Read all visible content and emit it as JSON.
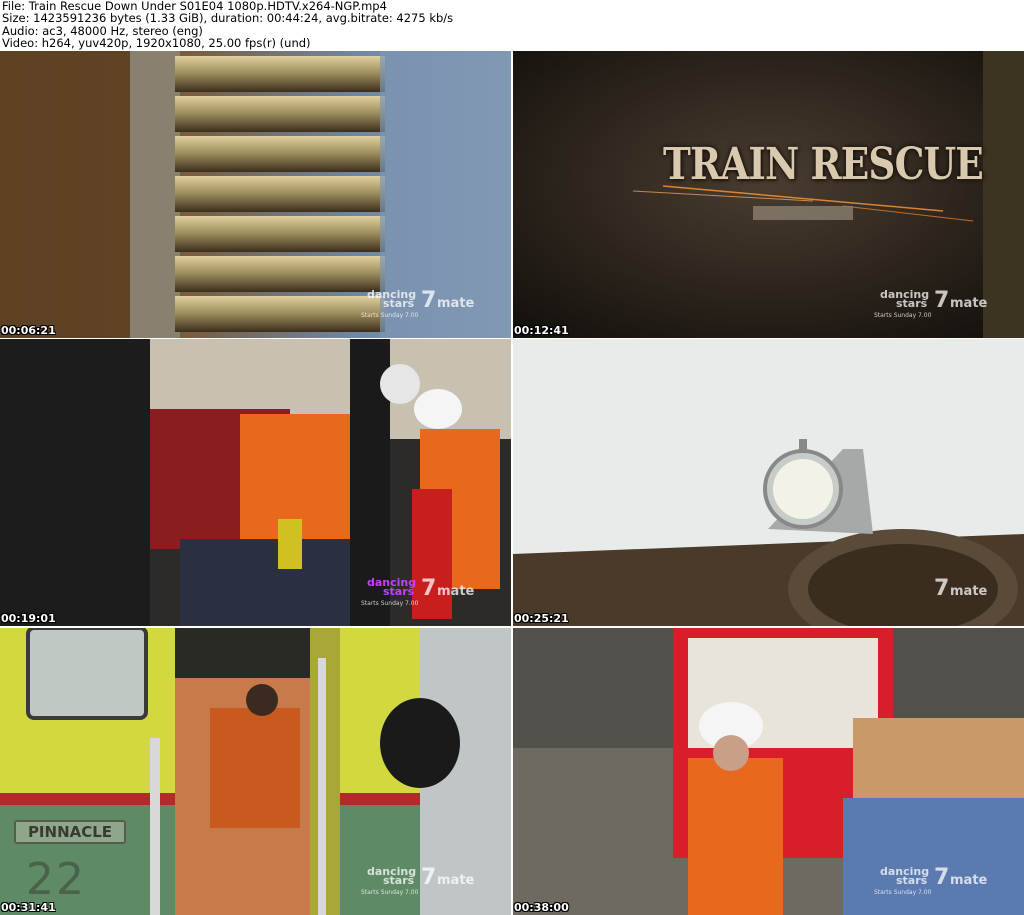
{
  "header": {
    "file": "File: Train Rescue Down Under S01E04 1080p.HDTV.x264-NGP.mp4",
    "size": "Size: 1423591236 bytes (1.33 GiB), duration: 00:44:24, avg.bitrate: 4275 kb/s",
    "audio": "Audio: ac3, 48000 Hz, stereo (eng)",
    "video": "Video: h264, yuv420p, 1920x1080, 25.00 fps(r) (und)"
  },
  "thumbs": [
    {
      "timestamp": "00:06:21",
      "logo": {
        "line1": "dancing",
        "line2": "stars",
        "seven": "7",
        "mate": "mate",
        "sub": "Starts Sunday 7.00"
      }
    },
    {
      "timestamp": "00:12:41",
      "title": "TRAIN RESCUE",
      "logo": {
        "line1": "dancing",
        "line2": "stars",
        "seven": "7",
        "mate": "mate",
        "sub": "Starts Sunday 7.00"
      }
    },
    {
      "timestamp": "00:19:01",
      "logo": {
        "line1": "dancing",
        "line2": "stars",
        "seven": "7",
        "mate": "mate",
        "sub": "Starts Sunday 7.00"
      }
    },
    {
      "timestamp": "00:25:21",
      "logo": {
        "seven": "7",
        "mate": "mate"
      }
    },
    {
      "timestamp": "00:31:41",
      "plate": "PINNACLE",
      "plate_number": "22",
      "logo": {
        "line1": "dancing",
        "line2": "stars",
        "seven": "7",
        "mate": "mate",
        "sub": "Starts Sunday 7.00"
      }
    },
    {
      "timestamp": "00:38:00",
      "logo": {
        "line1": "dancing",
        "line2": "stars",
        "seven": "7",
        "mate": "mate",
        "sub": "Starts Sunday 7.00"
      }
    }
  ]
}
···
§ **TASK**: Every line above should be returned exactly; the pictures stay out.

§ **THE OUTPUT**:
Read all visible content and emit it as JSON.
{
  "header": {
    "file": "File: Train Rescue Down Under S01E04 1080p.HDTV.x264-NGP.mp4",
    "size": "Size: 1423591236 bytes (1.33 GiB), duration: 00:44:24, avg.bitrate: 4275 kb/s",
    "audio": "Audio: ac3, 48000 Hz, stereo (eng)",
    "video": "Video: h264, yuv420p, 1920x1080, 25.00 fps(r) (und)"
  },
  "thumbs": [
    {
      "timestamp": "00:06:21",
      "logo": {
        "line1": "dancing",
        "line2": "stars",
        "seven": "7",
        "mate": "mate",
        "sub": "Starts Sunday 7.00"
      }
    },
    {
      "timestamp": "00:12:41",
      "title": "TRAIN RESCUE",
      "logo": {
        "line1": "dancing",
        "line2": "stars",
        "seven": "7",
        "mate": "mate",
        "sub": "Starts Sunday 7.00"
      }
    },
    {
      "timestamp": "00:19:01",
      "logo": {
        "line1": "dancing",
        "line2": "stars",
        "seven": "7",
        "mate": "mate",
        "sub": "Starts Sunday 7.00"
      }
    },
    {
      "timestamp": "00:25:21",
      "logo": {
        "seven": "7",
        "mate": "mate"
      }
    },
    {
      "timestamp": "00:31:41",
      "plate": "PINNACLE",
      "plate_number": "22",
      "logo": {
        "line1": "dancing",
        "line2": "stars",
        "seven": "7",
        "mate": "mate",
        "sub": "Starts Sunday 7.00"
      }
    },
    {
      "timestamp": "00:38:00",
      "logo": {
        "line1": "dancing",
        "line2": "stars",
        "seven": "7",
        "mate": "mate",
        "sub": "Starts Sunday 7.00"
      }
    }
  ]
}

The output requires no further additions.